→ **Problem details**
Identify the lines that include the word "Травило", then copy all of them.

>> Start Records shown

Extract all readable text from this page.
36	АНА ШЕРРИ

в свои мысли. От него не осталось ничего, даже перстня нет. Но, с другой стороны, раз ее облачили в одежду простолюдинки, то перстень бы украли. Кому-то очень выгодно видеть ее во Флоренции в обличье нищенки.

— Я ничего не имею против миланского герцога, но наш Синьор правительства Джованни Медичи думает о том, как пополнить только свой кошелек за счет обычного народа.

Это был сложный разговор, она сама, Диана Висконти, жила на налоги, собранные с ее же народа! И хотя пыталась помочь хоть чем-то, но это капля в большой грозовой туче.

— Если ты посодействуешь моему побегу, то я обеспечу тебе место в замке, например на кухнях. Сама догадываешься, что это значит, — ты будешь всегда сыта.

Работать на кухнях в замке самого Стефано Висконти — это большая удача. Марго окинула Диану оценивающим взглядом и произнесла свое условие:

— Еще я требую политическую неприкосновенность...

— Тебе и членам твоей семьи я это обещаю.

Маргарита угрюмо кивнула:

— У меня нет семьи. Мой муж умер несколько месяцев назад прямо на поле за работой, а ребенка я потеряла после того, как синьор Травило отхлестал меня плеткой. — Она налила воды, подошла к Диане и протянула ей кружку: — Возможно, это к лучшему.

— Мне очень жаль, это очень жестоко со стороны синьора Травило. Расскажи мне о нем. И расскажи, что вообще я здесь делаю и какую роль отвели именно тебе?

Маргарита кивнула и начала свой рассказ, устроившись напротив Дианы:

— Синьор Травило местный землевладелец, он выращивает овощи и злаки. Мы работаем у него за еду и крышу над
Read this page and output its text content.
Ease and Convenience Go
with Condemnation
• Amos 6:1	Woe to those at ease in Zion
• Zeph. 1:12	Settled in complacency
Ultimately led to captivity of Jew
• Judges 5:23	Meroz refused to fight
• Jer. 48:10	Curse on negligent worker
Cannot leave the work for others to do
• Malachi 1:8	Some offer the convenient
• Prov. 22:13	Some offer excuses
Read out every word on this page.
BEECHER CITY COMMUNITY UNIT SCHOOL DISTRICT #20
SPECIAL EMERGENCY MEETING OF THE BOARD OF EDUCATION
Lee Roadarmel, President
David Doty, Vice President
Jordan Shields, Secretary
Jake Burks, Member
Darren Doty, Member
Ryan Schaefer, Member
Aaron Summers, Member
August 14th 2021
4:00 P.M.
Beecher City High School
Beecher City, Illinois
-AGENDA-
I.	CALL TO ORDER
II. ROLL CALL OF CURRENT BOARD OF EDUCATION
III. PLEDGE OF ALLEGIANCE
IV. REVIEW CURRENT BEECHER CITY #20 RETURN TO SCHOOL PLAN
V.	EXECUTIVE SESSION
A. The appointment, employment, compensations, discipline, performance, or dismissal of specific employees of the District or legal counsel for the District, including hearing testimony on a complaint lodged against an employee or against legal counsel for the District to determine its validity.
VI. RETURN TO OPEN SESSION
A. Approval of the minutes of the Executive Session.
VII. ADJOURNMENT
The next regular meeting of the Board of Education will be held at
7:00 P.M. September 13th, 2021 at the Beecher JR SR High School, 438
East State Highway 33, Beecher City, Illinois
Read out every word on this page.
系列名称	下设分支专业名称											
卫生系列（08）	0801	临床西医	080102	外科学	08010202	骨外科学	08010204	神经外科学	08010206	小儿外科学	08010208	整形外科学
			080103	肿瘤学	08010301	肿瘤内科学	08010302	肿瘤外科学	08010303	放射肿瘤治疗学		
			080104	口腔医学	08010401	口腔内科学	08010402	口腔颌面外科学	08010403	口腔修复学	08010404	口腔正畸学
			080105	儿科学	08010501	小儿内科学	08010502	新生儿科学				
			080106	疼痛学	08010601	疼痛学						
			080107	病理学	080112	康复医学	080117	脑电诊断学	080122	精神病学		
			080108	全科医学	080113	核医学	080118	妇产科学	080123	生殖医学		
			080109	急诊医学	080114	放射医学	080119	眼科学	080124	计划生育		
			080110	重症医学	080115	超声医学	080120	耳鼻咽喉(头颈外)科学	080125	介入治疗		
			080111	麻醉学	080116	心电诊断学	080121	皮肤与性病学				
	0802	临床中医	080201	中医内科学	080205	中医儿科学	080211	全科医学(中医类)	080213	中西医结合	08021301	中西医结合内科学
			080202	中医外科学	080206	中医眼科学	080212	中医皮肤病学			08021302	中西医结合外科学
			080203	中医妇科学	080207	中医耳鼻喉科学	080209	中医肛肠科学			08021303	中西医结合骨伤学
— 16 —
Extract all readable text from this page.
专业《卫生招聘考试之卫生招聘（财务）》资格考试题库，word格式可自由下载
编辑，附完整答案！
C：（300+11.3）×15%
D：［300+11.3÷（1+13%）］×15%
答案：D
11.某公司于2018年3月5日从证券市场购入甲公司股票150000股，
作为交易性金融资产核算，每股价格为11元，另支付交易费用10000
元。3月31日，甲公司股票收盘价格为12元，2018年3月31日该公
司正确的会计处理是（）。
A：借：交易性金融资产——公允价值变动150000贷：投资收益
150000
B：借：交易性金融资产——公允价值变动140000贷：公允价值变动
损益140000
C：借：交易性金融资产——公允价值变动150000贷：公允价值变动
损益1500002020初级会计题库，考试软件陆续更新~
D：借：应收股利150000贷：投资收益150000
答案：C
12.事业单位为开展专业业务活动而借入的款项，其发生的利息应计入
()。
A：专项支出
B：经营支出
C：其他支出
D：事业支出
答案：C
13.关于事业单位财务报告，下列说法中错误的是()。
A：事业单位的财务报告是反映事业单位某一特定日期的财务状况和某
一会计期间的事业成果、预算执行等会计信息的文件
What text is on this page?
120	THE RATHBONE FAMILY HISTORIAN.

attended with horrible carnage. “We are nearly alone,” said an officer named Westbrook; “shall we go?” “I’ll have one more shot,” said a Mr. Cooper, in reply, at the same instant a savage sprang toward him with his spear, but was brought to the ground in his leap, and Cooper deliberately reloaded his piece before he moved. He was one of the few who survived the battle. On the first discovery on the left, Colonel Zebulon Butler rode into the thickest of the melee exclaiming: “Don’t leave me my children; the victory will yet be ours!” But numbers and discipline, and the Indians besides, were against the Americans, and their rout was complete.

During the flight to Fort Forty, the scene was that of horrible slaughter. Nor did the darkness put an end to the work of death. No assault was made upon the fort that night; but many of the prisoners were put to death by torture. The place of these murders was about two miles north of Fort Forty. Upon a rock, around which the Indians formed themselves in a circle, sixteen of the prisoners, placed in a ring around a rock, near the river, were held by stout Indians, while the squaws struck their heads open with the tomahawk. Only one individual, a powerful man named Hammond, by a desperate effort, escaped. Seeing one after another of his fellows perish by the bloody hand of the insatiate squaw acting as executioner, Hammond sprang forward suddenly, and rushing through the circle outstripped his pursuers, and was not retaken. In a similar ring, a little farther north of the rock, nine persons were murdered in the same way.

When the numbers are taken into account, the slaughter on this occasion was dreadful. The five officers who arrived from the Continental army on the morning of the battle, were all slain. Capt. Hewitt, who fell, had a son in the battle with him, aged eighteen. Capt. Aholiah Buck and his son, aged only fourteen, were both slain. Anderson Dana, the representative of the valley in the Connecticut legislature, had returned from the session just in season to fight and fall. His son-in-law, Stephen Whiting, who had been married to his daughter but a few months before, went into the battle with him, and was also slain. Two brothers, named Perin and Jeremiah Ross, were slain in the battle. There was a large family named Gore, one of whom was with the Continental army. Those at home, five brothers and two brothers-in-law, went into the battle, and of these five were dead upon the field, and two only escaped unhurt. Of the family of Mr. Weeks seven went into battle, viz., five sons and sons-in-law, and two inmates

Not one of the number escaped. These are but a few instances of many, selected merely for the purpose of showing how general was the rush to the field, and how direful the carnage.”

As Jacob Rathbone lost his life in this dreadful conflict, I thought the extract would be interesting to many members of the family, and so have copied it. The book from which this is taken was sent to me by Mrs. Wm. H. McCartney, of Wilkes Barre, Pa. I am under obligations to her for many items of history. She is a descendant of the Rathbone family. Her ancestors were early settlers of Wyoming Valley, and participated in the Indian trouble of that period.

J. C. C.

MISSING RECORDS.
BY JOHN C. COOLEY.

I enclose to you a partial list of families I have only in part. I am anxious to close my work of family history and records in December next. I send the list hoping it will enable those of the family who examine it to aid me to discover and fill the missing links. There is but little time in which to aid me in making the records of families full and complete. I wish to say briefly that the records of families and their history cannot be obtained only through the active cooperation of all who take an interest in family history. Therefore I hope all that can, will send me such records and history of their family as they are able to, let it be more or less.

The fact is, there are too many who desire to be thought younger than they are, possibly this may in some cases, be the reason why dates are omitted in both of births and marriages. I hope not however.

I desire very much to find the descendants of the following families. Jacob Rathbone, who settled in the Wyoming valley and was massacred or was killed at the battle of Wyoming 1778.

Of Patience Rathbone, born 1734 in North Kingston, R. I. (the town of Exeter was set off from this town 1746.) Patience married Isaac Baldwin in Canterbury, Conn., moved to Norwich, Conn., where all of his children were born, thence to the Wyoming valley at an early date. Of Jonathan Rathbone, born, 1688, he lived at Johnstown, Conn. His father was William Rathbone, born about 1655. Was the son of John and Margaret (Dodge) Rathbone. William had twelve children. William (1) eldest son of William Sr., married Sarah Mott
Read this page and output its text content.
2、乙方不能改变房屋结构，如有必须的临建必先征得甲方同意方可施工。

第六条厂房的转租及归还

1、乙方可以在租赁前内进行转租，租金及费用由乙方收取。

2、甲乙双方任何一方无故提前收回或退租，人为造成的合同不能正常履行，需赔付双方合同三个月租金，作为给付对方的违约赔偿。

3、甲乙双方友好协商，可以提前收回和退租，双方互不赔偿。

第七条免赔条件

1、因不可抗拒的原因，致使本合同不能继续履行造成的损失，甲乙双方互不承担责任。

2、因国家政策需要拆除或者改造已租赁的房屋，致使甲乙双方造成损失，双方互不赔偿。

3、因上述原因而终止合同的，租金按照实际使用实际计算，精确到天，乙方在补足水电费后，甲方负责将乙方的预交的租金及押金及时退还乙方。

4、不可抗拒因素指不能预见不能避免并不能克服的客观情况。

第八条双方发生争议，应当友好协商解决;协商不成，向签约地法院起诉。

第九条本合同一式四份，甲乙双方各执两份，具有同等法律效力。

>> End Records shown

→ **Right answer**
— У меня нет семьи. Мой муж умер несколько месяцев назад прямо на поле за работой, а ребенка я потеряла после того, как синьор Травило отхлестал меня плеткой. — Она налила воды, подошла к Диане и протянула ей кружку: — Возможно, это к лучшему.
— Мне очень жаль, это очень жестоко со стороны синьора Травило. Расскажи мне о нем. И расскажи, что вообще я здесь делаю и какую роль отвели именно тебе?
— Синьор Травило местный землевладелец, он выращивает овощи и злаки. Мы работаем у него за еду и крышу над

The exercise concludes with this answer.